* **THE PROBLEM**
In the data below, locate each line with the word "xlabel" and list it.

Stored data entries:
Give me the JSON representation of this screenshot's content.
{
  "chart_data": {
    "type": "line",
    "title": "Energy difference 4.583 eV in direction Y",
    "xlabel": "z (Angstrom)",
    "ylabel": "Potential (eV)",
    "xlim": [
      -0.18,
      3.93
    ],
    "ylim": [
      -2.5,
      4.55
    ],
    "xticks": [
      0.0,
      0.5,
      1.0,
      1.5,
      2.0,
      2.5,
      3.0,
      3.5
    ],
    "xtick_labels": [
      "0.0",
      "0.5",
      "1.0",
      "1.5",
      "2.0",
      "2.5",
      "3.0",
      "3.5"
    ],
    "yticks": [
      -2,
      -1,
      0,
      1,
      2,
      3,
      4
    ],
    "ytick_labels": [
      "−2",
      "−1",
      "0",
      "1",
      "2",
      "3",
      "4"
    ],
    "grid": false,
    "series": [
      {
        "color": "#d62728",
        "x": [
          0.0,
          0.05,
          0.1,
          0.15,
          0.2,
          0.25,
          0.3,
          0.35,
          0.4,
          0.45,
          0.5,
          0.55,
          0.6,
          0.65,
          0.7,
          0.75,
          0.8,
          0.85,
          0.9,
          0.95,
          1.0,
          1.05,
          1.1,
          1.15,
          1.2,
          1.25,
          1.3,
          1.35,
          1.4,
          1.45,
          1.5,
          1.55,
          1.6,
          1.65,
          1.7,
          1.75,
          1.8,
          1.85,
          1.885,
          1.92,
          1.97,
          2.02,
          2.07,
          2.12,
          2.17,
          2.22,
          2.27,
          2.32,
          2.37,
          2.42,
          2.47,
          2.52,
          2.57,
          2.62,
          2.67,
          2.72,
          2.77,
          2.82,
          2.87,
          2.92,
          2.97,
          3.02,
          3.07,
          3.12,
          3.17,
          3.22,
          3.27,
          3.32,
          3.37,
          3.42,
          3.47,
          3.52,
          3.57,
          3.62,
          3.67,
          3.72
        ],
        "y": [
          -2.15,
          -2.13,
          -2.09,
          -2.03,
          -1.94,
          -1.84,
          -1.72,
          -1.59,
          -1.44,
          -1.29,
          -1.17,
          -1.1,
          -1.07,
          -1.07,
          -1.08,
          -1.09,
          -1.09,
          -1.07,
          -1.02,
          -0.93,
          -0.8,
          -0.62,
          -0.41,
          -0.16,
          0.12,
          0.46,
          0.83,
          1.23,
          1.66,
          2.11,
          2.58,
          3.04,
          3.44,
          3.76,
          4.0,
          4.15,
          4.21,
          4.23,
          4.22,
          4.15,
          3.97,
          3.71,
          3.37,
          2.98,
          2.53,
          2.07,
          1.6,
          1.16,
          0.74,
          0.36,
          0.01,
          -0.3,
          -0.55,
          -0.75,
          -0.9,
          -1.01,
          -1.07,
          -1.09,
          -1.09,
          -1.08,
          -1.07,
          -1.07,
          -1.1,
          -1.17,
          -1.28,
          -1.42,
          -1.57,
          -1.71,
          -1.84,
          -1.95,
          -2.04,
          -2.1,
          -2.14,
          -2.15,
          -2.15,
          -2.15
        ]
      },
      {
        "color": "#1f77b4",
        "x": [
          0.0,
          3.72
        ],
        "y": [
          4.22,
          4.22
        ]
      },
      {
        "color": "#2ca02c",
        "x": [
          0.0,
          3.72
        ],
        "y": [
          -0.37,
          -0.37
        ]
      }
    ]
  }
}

...

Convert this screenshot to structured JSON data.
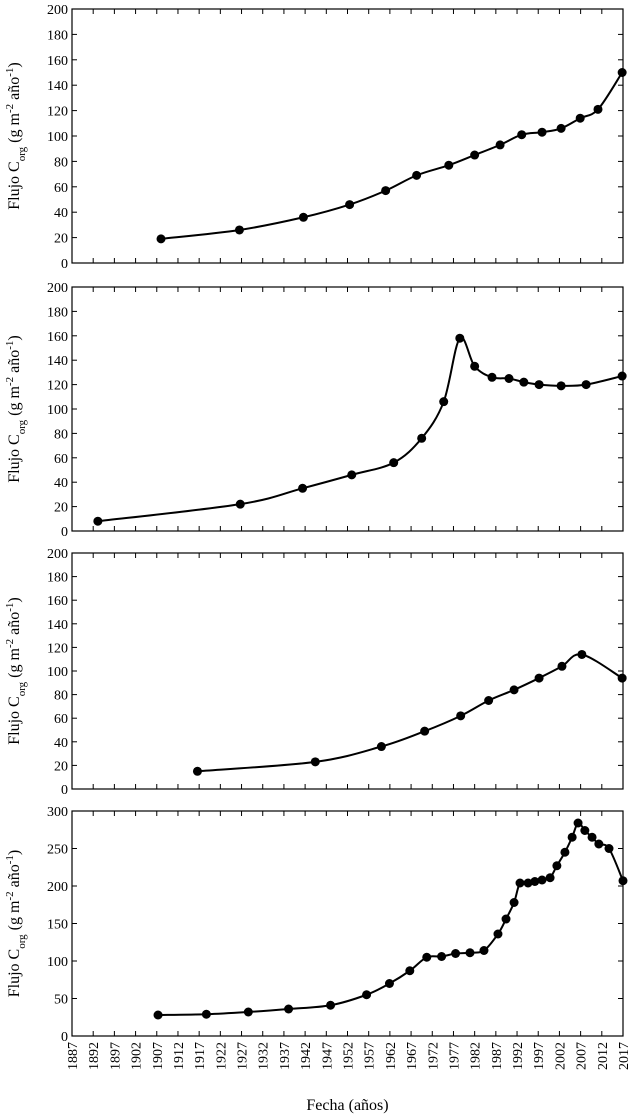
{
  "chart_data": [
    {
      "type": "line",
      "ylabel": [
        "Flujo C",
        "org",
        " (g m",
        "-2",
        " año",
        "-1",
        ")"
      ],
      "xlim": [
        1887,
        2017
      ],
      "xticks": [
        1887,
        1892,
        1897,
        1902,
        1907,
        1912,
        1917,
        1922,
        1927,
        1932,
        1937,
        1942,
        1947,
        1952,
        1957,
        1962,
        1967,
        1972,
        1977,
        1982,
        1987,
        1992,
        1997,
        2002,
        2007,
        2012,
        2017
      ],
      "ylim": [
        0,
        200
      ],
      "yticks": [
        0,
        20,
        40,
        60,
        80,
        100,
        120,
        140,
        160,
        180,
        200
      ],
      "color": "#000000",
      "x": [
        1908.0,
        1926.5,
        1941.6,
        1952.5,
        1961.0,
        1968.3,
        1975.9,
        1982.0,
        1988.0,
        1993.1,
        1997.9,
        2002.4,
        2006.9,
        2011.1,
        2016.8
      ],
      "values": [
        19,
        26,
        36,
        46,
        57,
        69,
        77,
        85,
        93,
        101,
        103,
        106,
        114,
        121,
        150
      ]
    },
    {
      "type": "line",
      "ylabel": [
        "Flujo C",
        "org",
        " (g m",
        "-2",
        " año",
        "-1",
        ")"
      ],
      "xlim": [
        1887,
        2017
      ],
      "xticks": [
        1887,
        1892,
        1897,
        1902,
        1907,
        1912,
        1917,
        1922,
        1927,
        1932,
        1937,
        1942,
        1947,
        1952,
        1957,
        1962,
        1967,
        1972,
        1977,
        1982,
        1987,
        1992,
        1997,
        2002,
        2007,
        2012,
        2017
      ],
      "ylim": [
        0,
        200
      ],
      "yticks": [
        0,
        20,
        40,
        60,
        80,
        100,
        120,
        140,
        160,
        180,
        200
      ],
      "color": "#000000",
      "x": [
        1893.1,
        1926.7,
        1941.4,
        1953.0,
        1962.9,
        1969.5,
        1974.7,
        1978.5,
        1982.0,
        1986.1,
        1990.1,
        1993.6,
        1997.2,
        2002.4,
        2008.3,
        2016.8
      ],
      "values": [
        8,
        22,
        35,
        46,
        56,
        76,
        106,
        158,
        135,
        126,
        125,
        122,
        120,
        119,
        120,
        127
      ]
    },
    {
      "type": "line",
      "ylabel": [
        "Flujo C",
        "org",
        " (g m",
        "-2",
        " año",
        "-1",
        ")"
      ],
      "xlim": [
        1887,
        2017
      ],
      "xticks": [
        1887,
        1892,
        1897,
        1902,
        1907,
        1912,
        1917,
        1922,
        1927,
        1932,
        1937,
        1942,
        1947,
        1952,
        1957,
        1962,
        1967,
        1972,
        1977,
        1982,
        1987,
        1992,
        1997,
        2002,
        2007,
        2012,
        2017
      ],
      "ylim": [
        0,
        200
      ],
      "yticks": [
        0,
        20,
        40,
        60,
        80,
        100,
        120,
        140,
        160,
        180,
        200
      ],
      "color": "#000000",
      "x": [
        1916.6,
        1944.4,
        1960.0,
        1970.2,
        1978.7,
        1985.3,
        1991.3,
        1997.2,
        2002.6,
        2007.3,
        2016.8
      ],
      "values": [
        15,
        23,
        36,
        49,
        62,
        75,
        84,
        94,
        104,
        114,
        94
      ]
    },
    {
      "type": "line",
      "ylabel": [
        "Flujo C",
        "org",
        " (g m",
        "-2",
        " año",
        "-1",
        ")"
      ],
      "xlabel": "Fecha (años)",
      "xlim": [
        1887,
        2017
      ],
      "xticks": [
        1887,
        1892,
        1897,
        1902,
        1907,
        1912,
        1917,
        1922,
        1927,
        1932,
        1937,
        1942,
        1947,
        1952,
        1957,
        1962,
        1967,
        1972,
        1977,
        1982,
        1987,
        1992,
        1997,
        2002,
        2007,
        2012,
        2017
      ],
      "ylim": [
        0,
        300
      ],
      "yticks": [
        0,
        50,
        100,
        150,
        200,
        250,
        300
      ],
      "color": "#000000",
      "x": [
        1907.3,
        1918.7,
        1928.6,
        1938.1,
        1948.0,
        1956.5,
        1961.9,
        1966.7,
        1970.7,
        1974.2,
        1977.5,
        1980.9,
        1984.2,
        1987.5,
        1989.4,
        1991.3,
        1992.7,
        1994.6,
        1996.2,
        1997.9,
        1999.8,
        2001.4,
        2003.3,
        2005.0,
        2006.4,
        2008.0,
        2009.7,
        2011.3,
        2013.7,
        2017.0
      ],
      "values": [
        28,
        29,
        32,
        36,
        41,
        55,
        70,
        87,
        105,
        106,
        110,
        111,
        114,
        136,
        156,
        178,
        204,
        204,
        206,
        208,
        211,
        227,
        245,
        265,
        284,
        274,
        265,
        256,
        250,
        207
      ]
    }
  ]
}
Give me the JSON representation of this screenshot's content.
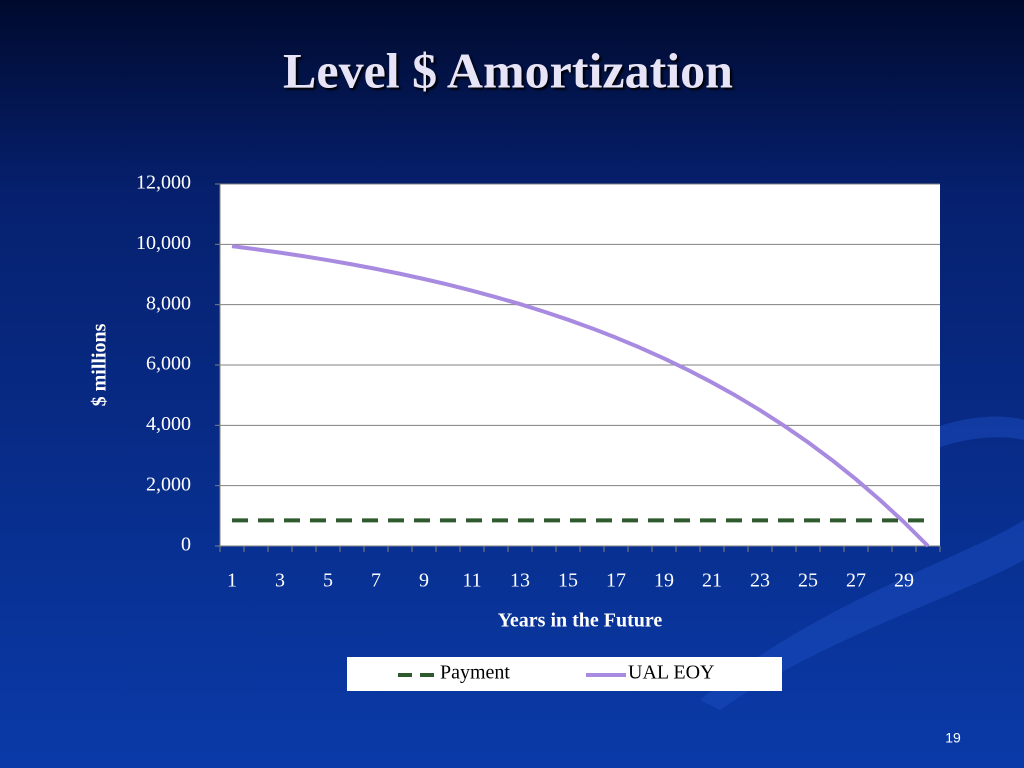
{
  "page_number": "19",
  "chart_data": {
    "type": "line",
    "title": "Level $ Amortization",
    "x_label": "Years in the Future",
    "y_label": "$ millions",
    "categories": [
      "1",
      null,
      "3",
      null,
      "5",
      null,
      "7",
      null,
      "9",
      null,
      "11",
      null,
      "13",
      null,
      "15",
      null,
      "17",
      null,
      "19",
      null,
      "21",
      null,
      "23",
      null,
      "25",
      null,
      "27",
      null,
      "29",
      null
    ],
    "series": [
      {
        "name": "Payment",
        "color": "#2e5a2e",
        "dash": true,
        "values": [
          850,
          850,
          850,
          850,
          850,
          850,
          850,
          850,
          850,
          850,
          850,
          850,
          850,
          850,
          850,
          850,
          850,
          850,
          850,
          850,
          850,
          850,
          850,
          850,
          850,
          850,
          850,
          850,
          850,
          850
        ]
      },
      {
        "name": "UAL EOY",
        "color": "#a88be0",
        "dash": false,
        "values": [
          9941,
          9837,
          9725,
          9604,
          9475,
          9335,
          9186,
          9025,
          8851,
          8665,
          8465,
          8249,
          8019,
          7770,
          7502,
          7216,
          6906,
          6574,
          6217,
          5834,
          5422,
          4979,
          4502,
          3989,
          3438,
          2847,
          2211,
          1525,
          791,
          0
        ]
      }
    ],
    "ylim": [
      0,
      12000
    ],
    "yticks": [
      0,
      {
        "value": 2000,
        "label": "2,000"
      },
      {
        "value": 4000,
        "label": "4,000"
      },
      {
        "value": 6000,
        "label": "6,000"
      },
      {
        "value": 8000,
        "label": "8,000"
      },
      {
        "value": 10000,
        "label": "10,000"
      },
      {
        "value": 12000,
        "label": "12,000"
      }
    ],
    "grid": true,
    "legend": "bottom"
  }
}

* **TASK RESULT**
    "xlabel": "z (Angstrom)",
      "xlabel": "Fecha (años)",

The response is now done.